_DATA:_
==================================================
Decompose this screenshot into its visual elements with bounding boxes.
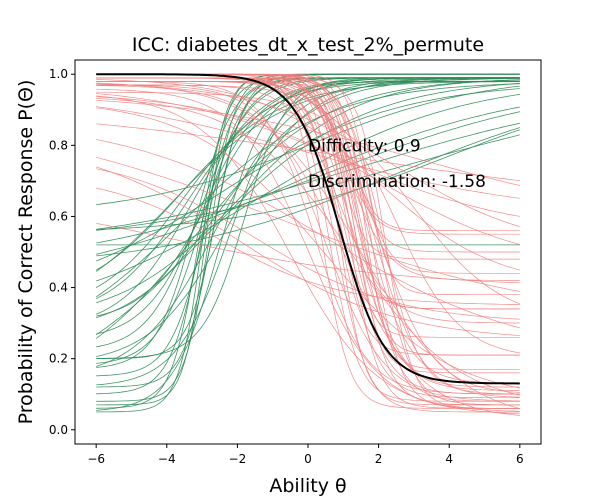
icc-curve-positive-31 (96, 85, 520, 205)
icc-curve-positive-27 (96, 122, 520, 230)
icc-curve-negative-84 (96, 187, 520, 305)
chart-title: ICC: diabetes_dt_x_test_2%_permute (132, 34, 484, 56)
icc-curve-negative-57 (96, 88, 520, 412)
x-tick-label: 0 (304, 452, 312, 466)
icc-curve-negative-90 (96, 107, 520, 389)
icc-curve-negative-93 (96, 96, 520, 245)
y-axis: 0.0 0.2 0.4 0.6 0.8 1.0 (49, 67, 75, 437)
icc-curve-positive-21 (95, 82, 520, 336)
y-tick-label: 0.2 (49, 352, 68, 366)
icc-curve-positive-9 (96, 73, 520, 359)
icc-curve-negative-55 (96, 81, 520, 395)
icc-curve-negative-56 (96, 84, 520, 402)
icc-curve-negative-92 (96, 77, 520, 281)
icc-curve-positive-23 (96, 88, 520, 262)
icc-curve-positive-20 (95, 79, 520, 339)
x-tick-label: 2 (375, 452, 383, 466)
icc-curve-negative-74 (96, 79, 520, 271)
icc-curve-negative-91 (96, 84, 520, 324)
icc-curve-negative-86 (96, 91, 520, 305)
annotations: Difficulty: 0.9 Discrimination: -1.58 (308, 136, 486, 192)
x-tick-label: −4 (158, 452, 176, 466)
icc-curve-negative-82 (96, 166, 520, 336)
icc-curve-positive-7 (96, 73, 520, 368)
icc-curve-negative-78 (96, 99, 520, 186)
icc-curve-positive-16 (95, 81, 520, 271)
icc-curve-positive-8 (96, 77, 520, 364)
icc-curve-negative-85 (96, 222, 520, 284)
plot-area (74, 59, 542, 445)
icc-curve-positive-4 (96, 77, 520, 395)
x-axis: −6 −4 −2 0 2 4 6 (87, 444, 524, 466)
icc-curve-positive-19 (95, 83, 520, 298)
difficulty-annotation: Difficulty: 0.9 (308, 136, 421, 156)
icc-curve-positive-3 (96, 73, 520, 402)
icc-curve-negative-77 (96, 106, 520, 199)
x-tick-label: 4 (445, 452, 453, 466)
icc-curve-positive-28 (96, 127, 520, 257)
y-tick-label: 0.8 (49, 138, 68, 152)
highlight-curve-group (96, 73, 520, 385)
discrimination-annotation: Discrimination: -1.58 (308, 172, 486, 192)
x-axis-label: Ability θ (269, 475, 346, 497)
icc-curve-negative-76 (96, 93, 520, 217)
icc-curve-negative-83 (96, 168, 520, 320)
icc-curve-negative-42 (96, 77, 520, 399)
icc-curve-positive-26 (96, 111, 520, 244)
y-tick-label: 0.0 (49, 423, 68, 437)
icc-curve-negative-81 (96, 139, 520, 329)
x-tick-label: 6 (516, 452, 524, 466)
y-tick-label: 1.0 (49, 67, 68, 81)
icc-curve-positive-29 (96, 134, 520, 231)
icc-curve-positive-24 (96, 93, 520, 282)
icc-curve-negative-60 (96, 82, 520, 409)
icc-curve-negative-51 (96, 80, 520, 398)
icc-curve-negative-88 (96, 77, 520, 393)
icc-curve-negative-75 (96, 83, 520, 228)
icc-curve-negative-71 (96, 73, 520, 260)
curves-group (95, 73, 520, 416)
icc-curve-positive-30 (96, 129, 520, 230)
icc-curve-negative-79 (96, 123, 520, 181)
icc-curve-negative-59 (96, 95, 520, 415)
icc-curve-positive-25 (96, 106, 520, 255)
icc-curve-negative-40 (96, 80, 520, 413)
icc-curve-highlight (96, 73, 520, 385)
x-tick-label: −2 (229, 452, 247, 466)
y-tick-label: 0.4 (49, 281, 68, 295)
y-axis-label: Probability of Correct Response P(Θ) (15, 80, 37, 425)
y-tick-label: 0.6 (49, 209, 68, 223)
icc-curve-negative-80 (96, 156, 520, 292)
x-tick-label: −6 (87, 452, 105, 466)
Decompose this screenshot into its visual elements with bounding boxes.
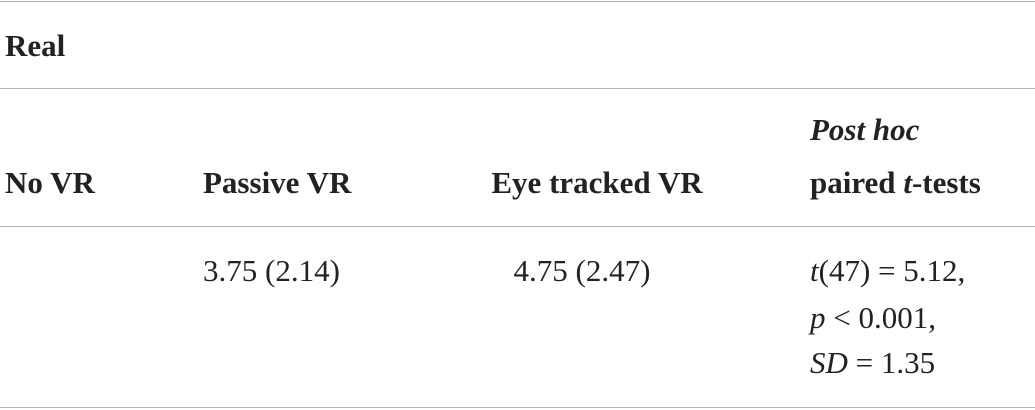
rule <box>0 226 1035 227</box>
stat-text: < 0.001, <box>833 300 936 335</box>
header-text: paired <box>810 165 896 200</box>
rule <box>0 88 1035 89</box>
data-cell: 4.75 (2.47) <box>513 253 651 288</box>
stat-symbol: SD <box>810 345 848 380</box>
stat-symbol: t <box>810 253 819 288</box>
header-cell: Post hoc <box>810 114 919 145</box>
stat-text: = 1.35 <box>855 345 936 380</box>
table-title: Real <box>5 28 66 63</box>
header-text: t <box>903 165 912 200</box>
header-text: Post hoc <box>810 112 920 147</box>
data-cell: SD = 1.35 <box>810 347 935 378</box>
rule <box>0 407 1035 408</box>
header-cell: paired t-tests <box>810 167 981 198</box>
header-text: -tests <box>911 165 981 200</box>
data-cell: p < 0.001, <box>810 302 936 333</box>
data-cell: 3.75 (2.14) <box>203 253 340 288</box>
stat-text: (47) = 5.12, <box>818 253 966 288</box>
header-cell: Passive VR <box>203 165 352 200</box>
header-cell: Eye tracked VR <box>491 165 703 200</box>
rule <box>0 1 1035 2</box>
stat-symbol: p <box>810 300 826 335</box>
data-cell: t(47) = 5.12, <box>810 255 965 286</box>
header-cell: No VR <box>5 165 95 200</box>
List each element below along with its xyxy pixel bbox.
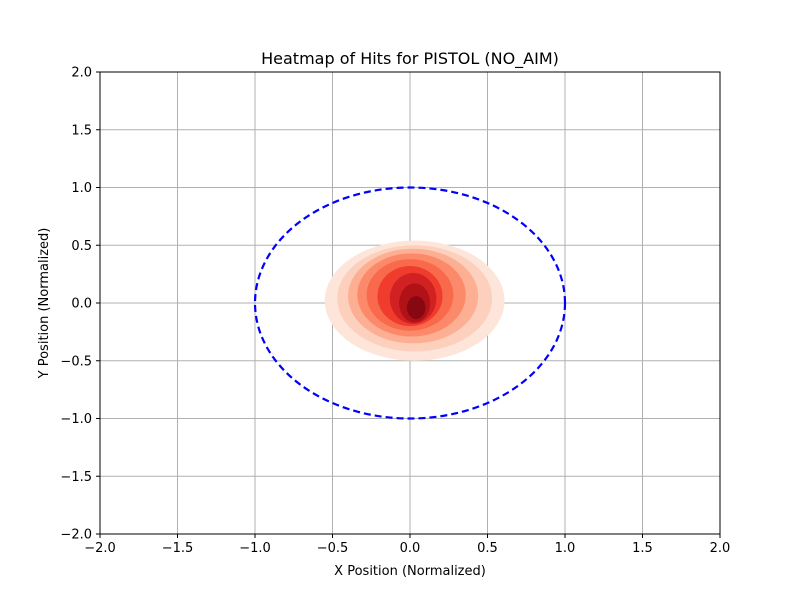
y-tick-label-3: 0.5: [71, 239, 92, 254]
y-tick-label-8: −2.0: [60, 528, 92, 543]
x-tick-label-3: −0.5: [317, 541, 349, 556]
density-contours: [324, 240, 505, 361]
target-boundary: [253, 186, 567, 420]
y-tick-label-2: 1.0: [71, 181, 92, 196]
x-tick-label-4: 0.0: [400, 541, 421, 556]
x-tick-label-8: 2.0: [710, 541, 731, 556]
axis-ticks: −2.0 −1.5 −1.0 −0.5 0.0 0.5 1.0 1.5 2.0 2.0 1.5 1.0…: [60, 66, 730, 557]
y-tick-label-6: −1.0: [60, 412, 92, 427]
y-axis-label: Y Position (Normalized): [37, 228, 52, 380]
boundary-circle: [253, 186, 567, 420]
y-tick-label-0: 2.0: [71, 66, 92, 81]
y-tick-label-7: −1.5: [60, 470, 92, 485]
x-tick-label-5: 0.5: [477, 541, 498, 556]
density-level-9: [406, 296, 426, 320]
y-tick-label-5: −0.5: [60, 354, 92, 369]
x-tick-label-0: −2.0: [84, 541, 116, 556]
x-axis-label: X Position (Normalized): [334, 564, 486, 579]
x-tick-label-7: 1.5: [632, 541, 653, 556]
x-tick-label-2: −1.0: [239, 541, 271, 556]
x-tick-label-1: −1.5: [162, 541, 194, 556]
chart-title: Heatmap of Hits for PISTOL (NO_AIM): [261, 49, 559, 69]
x-tick-label-6: 1.0: [555, 541, 576, 556]
y-tick-label-4: 0.0: [71, 297, 92, 312]
y-tick-label-1: 1.5: [71, 123, 92, 138]
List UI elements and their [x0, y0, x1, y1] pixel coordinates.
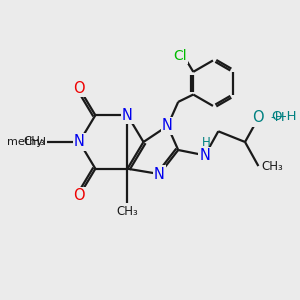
Text: CH₃: CH₃ [117, 205, 138, 218]
Text: O: O [74, 81, 85, 96]
Text: O: O [74, 188, 85, 203]
Text: N: N [154, 167, 165, 182]
Text: CH₃: CH₃ [23, 136, 45, 148]
Text: N: N [162, 118, 173, 134]
Text: O-H: O-H [272, 110, 297, 123]
Text: O: O [253, 110, 264, 125]
Text: N: N [122, 108, 133, 123]
Text: Cl: Cl [173, 49, 187, 63]
Text: methyl: methyl [7, 137, 46, 147]
Text: CH₃: CH₃ [261, 160, 283, 172]
Text: -H: -H [270, 111, 285, 124]
Text: H: H [202, 136, 211, 149]
Text: N: N [74, 134, 85, 149]
Text: N: N [200, 148, 210, 163]
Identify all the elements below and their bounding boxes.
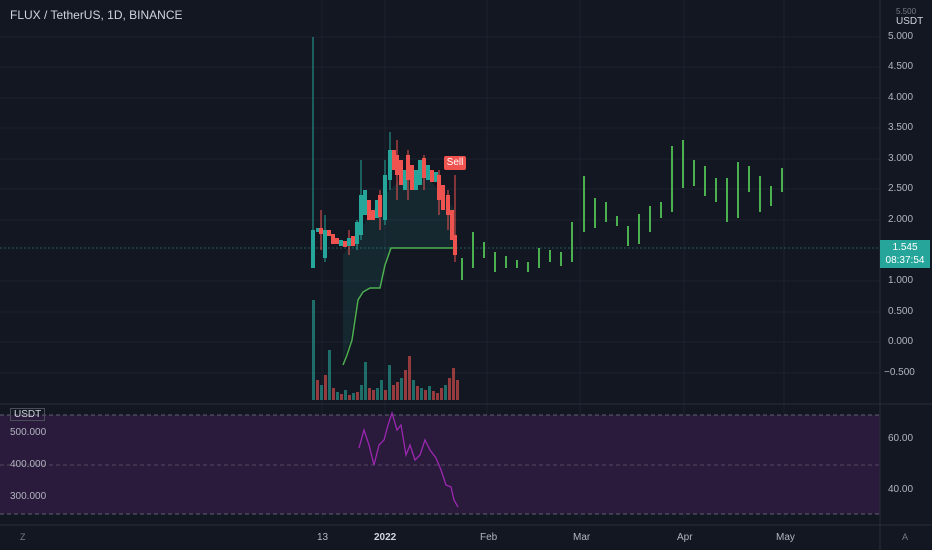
price-label: 0.500 — [888, 306, 914, 317]
bar-countdown: 08:37:54 — [885, 255, 925, 266]
time-label: 2022 — [374, 532, 397, 543]
price-label: 4.500 — [888, 61, 914, 72]
price-label: 3.000 — [888, 153, 914, 164]
rsi-left-label: 500.000 — [10, 427, 47, 438]
rsi-left-label: 300.000 — [10, 491, 47, 502]
volume-bars — [312, 300, 459, 400]
time-label: Feb — [480, 532, 498, 543]
rsi-right-label: 60.00 — [888, 433, 914, 444]
price-scale-unit: 5.500 USDT — [896, 7, 924, 28]
rsi-right-label: 40.00 — [888, 484, 914, 495]
log-scale-toggle[interactable]: Z — [20, 532, 26, 542]
price-label: 2.000 — [888, 214, 914, 225]
price-label: 2.500 — [888, 183, 914, 194]
price-scale-top: 5.500 — [896, 7, 917, 16]
price-label: 1.000 — [888, 275, 914, 286]
candles — [311, 37, 457, 268]
rsi-line — [358, 410, 459, 508]
rsi-left-label: 400.000 — [10, 459, 47, 470]
auto-scale-toggle[interactable]: A — [902, 532, 909, 542]
price-label: 0.000 — [888, 336, 914, 347]
price-label: 4.000 — [888, 92, 914, 103]
indicator-line — [342, 247, 455, 366]
time-label: Mar — [573, 532, 591, 543]
current-price-badge: 1.545 08:37:54 — [880, 240, 930, 268]
price-label: −0.500 — [884, 367, 915, 378]
price-label: 5.000 — [888, 31, 914, 42]
time-label: 13 — [317, 532, 329, 543]
symbol-title: FLUX / TetherUS, 1D, BINANCE — [10, 8, 183, 22]
rsi-band — [0, 415, 880, 514]
sell-signal-label: Sell — [444, 156, 466, 170]
current-price-value: 1.545 — [892, 242, 918, 253]
time-label: May — [776, 532, 795, 543]
time-label: Apr — [677, 532, 693, 543]
price-scale-unit-label: USDT — [896, 16, 924, 27]
price-label: 3.500 — [888, 122, 914, 133]
projection-bars — [461, 140, 783, 280]
rsi-unit-label: USDT — [10, 408, 46, 421]
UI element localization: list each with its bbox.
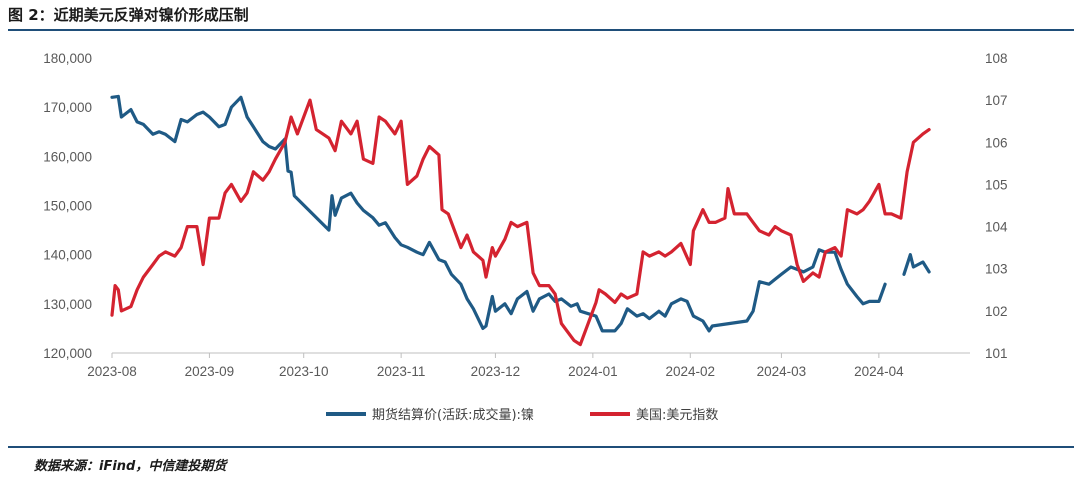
y-right-tick-label: 105 <box>985 177 1008 192</box>
y-left-tick-label: 120,000 <box>43 346 92 361</box>
y-right-tick-label: 104 <box>985 220 1008 235</box>
axes: 2023-08 2023-09 2023-10 2023-11 2023-12 2024-… <box>43 51 1008 379</box>
legend: 期货结算价(活跃:成交量):镍 美国:美元指数 <box>326 407 718 423</box>
x-tick-label: 2024-02 <box>666 364 716 379</box>
legend-label: 期货结算价(活跃:成交量):镍 <box>372 407 534 423</box>
legend-label: 美国:美元指数 <box>636 408 718 423</box>
series-lines <box>110 94 931 347</box>
y-left-tick-label: 130,000 <box>43 297 92 312</box>
y-left-tick-label: 150,000 <box>43 199 92 214</box>
y-right-tick-label: 101 <box>985 346 1008 361</box>
y-right-tick-label: 107 <box>985 93 1008 108</box>
usd-index-line <box>110 98 931 347</box>
x-tick-label: 2023-10 <box>279 364 329 379</box>
y-right-tick-label: 102 <box>985 304 1008 319</box>
y-right-tick-label: 108 <box>985 51 1008 66</box>
y-right-tick-label: 103 <box>985 262 1008 277</box>
nickel-price-line <box>110 94 887 333</box>
y-left-tick-label: 160,000 <box>43 149 92 164</box>
x-tick-label: 2023-08 <box>87 364 137 379</box>
top-divider <box>8 29 1074 31</box>
y-right-tick-label: 106 <box>985 135 1008 150</box>
chart-canvas: 2023-08 2023-09 2023-10 2023-11 2023-12 2024-… <box>43 51 1008 423</box>
source-note: 数据来源：iFind，中信建投期货 <box>34 459 227 474</box>
x-tick-label: 2023-09 <box>185 364 235 379</box>
bottom-divider <box>8 446 1074 448</box>
chart-title: 图 2：近期美元反弹对镍价形成压制 <box>8 6 249 24</box>
x-tick-label: 2023-12 <box>471 364 521 379</box>
nickel-price-line <box>902 253 931 276</box>
y-left-tick-label: 170,000 <box>43 100 92 115</box>
x-tick-label: 2024-03 <box>757 364 807 379</box>
x-tick-label: 2023-11 <box>377 364 426 379</box>
y-left-tick-label: 180,000 <box>43 51 92 66</box>
x-tick-label: 2024-01 <box>568 364 618 379</box>
y-left-tick-label: 140,000 <box>43 248 92 263</box>
x-tick-label: 2024-04 <box>854 364 904 379</box>
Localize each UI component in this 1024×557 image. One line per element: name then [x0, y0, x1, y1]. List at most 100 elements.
==================================================
_GIVEN REQUEST:_ Output the rows between the line containing "rule <box>0 226 1035 227</box>" and the line containing "header-text: t <box>903 165 912 200</box>", inclusive, as a JSON list of strings with one string per line and no blank lines.

_COMPLETED TASK:_
[
  "rule <box>0 226 1035 227</box>",
  "stat-text: < 0.001, <box>833 300 936 335</box>",
  "header-text: paired <box>810 165 896 200</box>",
  "rule <box>0 88 1035 89</box>",
  "data-cell: 4.75 (2.47) <box>513 253 651 288</box>",
  "stat-symbol: SD <box>810 345 848 380</box>",
  "stat-symbol: t <box>810 253 819 288</box>",
  "header-cell: Post hoc <box>810 114 919 145</box>",
  "stat-text: = 1.35 <box>855 345 936 380</box>",
  "table-title: Real <box>5 28 66 63</box>",
  "header-text: t <box>903 165 912 200</box>"
]